EXERCISE DATA =>
'''

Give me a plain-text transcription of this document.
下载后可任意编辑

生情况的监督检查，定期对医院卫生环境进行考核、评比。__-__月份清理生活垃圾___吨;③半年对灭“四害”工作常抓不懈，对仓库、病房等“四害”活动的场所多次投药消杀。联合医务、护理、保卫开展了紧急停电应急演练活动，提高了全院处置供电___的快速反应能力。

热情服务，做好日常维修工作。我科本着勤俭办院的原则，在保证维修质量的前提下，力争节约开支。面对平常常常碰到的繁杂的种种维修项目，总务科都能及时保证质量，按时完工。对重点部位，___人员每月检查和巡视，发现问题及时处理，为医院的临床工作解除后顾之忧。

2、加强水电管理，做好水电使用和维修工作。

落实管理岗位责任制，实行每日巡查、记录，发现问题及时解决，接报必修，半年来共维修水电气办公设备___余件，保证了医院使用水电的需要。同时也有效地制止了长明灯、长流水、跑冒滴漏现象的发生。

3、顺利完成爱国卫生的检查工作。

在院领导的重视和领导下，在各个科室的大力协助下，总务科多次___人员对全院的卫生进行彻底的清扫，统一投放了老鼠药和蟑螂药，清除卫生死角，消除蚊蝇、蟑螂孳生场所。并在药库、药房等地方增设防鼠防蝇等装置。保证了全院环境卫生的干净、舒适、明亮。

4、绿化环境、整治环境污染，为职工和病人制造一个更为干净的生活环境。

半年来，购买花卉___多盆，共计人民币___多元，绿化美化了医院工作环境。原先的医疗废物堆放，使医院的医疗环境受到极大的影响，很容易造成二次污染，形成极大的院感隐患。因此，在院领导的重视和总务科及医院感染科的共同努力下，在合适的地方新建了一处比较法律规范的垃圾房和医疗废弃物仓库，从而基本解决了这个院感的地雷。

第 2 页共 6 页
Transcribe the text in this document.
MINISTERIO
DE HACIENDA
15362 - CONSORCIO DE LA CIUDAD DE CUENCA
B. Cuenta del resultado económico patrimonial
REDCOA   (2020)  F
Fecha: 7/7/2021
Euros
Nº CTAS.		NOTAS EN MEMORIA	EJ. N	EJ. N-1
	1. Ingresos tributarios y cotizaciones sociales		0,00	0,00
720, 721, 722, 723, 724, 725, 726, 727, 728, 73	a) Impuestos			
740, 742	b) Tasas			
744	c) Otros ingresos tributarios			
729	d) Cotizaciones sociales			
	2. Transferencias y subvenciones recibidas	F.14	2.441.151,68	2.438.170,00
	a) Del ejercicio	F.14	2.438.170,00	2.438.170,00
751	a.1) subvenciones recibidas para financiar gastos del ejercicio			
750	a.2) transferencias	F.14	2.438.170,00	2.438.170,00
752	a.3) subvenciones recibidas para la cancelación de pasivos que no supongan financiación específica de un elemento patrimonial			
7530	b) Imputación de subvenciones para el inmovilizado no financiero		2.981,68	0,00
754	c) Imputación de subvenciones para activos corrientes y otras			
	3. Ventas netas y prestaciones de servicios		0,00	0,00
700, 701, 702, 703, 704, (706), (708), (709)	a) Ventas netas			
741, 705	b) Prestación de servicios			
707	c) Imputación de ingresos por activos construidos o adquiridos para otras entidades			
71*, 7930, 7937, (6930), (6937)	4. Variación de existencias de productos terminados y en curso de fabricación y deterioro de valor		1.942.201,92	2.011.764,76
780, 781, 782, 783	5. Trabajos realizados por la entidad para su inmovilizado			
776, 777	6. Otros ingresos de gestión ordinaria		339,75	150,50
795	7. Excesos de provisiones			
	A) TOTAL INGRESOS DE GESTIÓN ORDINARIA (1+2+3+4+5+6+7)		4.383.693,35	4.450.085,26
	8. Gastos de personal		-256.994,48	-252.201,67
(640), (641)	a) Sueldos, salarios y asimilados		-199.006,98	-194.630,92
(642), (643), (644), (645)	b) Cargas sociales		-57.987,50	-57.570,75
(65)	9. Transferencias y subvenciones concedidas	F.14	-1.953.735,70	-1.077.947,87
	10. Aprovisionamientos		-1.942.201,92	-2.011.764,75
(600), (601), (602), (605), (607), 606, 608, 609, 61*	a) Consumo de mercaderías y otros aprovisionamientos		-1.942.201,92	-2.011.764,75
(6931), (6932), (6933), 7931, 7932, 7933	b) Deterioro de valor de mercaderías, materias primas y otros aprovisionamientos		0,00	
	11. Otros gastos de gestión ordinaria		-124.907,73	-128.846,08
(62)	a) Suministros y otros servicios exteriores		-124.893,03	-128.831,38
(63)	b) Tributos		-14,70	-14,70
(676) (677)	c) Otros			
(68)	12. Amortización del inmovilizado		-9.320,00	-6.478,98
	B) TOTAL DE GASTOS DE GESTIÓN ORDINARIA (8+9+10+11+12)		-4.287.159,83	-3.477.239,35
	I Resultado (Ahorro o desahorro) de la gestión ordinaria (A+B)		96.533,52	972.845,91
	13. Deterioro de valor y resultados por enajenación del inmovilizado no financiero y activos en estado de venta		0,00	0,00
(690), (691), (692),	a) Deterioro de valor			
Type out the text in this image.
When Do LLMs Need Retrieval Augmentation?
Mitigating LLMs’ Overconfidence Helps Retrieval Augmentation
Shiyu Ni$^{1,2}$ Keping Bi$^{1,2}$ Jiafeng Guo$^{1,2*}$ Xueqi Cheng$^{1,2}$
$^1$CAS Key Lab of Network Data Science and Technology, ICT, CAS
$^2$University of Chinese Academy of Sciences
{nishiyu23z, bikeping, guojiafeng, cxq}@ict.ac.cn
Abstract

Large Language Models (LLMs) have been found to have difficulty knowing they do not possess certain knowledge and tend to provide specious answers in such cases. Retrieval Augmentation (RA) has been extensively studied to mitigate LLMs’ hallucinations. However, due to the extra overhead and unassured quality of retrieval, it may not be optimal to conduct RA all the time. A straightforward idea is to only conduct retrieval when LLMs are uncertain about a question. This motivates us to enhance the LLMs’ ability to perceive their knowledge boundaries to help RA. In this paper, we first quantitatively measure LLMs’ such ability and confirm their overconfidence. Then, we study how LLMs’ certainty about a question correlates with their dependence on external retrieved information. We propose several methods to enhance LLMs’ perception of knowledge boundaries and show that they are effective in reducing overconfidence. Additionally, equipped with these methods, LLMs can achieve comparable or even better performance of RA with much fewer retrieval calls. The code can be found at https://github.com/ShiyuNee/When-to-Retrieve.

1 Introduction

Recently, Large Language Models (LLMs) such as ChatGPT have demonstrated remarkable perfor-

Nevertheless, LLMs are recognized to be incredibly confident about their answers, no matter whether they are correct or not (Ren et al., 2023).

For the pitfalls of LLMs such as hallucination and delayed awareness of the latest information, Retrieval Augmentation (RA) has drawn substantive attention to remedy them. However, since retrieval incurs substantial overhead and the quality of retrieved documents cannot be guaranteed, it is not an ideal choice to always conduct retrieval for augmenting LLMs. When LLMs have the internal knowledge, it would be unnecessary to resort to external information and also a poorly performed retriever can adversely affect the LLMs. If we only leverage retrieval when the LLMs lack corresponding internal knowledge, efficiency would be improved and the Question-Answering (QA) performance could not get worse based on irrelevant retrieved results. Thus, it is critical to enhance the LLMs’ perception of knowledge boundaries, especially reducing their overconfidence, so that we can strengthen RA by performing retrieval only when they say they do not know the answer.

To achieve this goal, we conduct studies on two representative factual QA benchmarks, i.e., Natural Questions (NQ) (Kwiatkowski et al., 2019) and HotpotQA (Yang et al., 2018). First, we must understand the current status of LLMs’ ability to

'''

Find the word "text" in the data and show each line that holds it.

CORRECT OUTPUT =>
Give me a plain-text transcription of this document.
Transcribe the text in this document.
Type out the text in this image.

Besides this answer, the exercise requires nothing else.